- _Instructions for the task_:
Tally the lines of the data that include the word "COVERAGE" and state the total, nothing else.

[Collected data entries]

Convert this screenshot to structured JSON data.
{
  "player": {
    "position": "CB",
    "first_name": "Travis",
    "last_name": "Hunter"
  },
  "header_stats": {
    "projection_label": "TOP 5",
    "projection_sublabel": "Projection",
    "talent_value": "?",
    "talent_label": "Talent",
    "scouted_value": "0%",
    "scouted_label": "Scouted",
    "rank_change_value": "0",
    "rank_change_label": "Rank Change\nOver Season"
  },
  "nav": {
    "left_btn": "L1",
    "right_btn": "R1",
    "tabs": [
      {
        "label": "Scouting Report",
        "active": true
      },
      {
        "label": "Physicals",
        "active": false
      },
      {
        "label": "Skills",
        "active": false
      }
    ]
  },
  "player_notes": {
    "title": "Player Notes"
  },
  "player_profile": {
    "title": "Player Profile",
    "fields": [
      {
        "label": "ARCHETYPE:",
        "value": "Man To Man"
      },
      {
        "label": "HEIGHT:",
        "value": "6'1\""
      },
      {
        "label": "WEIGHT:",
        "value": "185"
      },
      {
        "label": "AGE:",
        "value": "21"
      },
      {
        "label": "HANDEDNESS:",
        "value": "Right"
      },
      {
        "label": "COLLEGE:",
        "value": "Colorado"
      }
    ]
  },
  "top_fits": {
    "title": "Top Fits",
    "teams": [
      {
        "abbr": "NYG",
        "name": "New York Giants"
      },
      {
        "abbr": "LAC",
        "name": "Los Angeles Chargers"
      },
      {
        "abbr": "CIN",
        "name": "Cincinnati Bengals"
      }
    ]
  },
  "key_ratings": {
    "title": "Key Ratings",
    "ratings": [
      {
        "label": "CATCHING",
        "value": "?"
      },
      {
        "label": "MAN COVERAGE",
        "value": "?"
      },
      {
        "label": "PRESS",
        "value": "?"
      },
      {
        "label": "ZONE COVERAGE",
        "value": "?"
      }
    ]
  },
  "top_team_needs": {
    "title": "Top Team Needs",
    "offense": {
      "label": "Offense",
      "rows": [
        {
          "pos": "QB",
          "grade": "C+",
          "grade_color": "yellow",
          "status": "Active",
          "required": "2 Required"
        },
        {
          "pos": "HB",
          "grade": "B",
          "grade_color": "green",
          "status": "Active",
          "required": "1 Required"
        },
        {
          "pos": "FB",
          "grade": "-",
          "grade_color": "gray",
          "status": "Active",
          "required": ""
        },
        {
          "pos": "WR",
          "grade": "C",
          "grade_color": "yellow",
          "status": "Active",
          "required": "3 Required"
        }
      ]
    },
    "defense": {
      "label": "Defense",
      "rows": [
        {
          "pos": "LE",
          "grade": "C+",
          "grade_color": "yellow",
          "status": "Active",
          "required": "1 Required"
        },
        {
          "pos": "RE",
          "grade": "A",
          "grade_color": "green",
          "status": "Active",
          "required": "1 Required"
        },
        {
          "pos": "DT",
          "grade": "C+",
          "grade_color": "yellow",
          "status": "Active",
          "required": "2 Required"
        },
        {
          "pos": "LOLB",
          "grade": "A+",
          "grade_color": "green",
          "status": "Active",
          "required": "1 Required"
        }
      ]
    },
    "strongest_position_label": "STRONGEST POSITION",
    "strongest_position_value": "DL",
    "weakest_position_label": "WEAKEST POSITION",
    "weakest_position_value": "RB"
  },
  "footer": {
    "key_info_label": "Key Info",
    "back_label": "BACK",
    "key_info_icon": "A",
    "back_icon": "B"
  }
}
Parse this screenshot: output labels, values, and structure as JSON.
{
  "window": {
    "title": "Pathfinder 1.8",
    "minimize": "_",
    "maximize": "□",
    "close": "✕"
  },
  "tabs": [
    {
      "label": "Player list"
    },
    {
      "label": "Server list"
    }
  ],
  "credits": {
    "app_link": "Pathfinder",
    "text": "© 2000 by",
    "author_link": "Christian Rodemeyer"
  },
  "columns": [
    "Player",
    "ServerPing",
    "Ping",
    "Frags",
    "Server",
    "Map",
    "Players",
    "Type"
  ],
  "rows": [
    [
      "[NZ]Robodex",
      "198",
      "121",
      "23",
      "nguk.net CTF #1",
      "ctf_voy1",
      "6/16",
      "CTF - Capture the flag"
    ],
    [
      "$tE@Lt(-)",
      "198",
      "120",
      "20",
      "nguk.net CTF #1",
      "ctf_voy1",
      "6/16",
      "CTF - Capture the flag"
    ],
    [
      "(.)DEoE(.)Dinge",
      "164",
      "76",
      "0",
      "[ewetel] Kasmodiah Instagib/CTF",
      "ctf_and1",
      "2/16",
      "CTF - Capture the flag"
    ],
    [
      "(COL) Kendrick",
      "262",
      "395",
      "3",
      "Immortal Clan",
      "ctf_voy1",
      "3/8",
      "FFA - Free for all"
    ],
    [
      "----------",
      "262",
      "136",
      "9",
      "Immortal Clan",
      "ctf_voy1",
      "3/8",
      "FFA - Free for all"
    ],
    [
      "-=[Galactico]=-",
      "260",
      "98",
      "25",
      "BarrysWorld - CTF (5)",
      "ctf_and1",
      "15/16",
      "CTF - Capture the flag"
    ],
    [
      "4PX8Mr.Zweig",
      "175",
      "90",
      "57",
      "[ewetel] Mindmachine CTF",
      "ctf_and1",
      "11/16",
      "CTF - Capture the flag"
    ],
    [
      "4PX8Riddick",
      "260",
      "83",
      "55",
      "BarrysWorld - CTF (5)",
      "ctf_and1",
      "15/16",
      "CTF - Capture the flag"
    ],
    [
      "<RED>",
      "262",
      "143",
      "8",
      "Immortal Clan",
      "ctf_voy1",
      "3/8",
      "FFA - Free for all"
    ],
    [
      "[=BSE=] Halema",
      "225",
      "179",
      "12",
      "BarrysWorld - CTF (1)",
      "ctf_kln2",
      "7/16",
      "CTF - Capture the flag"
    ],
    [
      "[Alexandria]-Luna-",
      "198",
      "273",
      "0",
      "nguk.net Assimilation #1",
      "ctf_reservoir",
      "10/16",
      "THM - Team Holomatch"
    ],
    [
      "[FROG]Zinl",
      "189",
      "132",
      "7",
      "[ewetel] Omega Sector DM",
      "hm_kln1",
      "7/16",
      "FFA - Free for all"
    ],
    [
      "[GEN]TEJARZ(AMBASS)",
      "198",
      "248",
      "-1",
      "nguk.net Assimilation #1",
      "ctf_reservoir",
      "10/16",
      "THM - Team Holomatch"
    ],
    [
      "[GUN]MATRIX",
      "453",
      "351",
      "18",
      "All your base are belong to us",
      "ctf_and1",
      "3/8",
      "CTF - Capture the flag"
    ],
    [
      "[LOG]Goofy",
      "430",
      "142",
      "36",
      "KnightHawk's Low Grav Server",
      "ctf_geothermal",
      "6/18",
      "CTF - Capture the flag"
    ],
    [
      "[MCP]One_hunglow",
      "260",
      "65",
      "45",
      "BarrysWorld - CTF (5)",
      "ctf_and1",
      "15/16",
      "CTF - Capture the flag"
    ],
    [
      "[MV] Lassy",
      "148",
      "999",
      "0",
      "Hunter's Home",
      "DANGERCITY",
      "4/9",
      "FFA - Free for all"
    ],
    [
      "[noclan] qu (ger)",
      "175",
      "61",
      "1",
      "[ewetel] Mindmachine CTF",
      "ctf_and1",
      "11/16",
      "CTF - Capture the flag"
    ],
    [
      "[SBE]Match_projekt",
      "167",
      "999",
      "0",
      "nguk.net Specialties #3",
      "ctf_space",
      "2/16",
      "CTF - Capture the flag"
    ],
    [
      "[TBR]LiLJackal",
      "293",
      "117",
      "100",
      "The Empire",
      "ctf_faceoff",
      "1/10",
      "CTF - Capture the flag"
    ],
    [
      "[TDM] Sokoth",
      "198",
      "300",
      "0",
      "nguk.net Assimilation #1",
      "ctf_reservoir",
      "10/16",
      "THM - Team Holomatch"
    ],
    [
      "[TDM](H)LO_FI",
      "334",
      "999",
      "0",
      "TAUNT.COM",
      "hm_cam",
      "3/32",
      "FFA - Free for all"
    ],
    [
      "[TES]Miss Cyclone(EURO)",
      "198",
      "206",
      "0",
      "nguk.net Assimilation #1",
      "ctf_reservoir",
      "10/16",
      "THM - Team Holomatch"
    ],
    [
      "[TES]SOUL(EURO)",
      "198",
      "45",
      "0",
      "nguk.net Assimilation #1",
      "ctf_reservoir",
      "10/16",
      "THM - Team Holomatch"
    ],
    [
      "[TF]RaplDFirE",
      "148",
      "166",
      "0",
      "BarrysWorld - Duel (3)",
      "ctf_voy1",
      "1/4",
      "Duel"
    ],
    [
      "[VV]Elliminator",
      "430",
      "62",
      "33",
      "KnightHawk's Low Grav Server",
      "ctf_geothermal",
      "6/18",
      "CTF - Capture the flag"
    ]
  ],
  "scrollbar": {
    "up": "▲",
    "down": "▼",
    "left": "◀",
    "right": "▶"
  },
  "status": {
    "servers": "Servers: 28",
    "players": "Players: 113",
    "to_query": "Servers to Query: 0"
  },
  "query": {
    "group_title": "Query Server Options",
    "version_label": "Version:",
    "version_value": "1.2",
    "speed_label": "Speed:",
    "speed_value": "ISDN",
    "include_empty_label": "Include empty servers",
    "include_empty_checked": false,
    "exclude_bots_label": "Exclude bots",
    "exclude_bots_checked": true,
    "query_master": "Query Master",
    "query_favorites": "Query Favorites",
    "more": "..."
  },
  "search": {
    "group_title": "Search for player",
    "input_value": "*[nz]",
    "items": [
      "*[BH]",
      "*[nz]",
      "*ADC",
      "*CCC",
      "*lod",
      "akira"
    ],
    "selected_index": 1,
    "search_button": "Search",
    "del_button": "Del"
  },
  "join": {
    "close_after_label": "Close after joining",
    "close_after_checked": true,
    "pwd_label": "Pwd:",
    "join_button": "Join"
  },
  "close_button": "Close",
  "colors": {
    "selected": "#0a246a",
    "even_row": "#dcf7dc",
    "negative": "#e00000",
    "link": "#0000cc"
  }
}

- _Exercise solution_:
2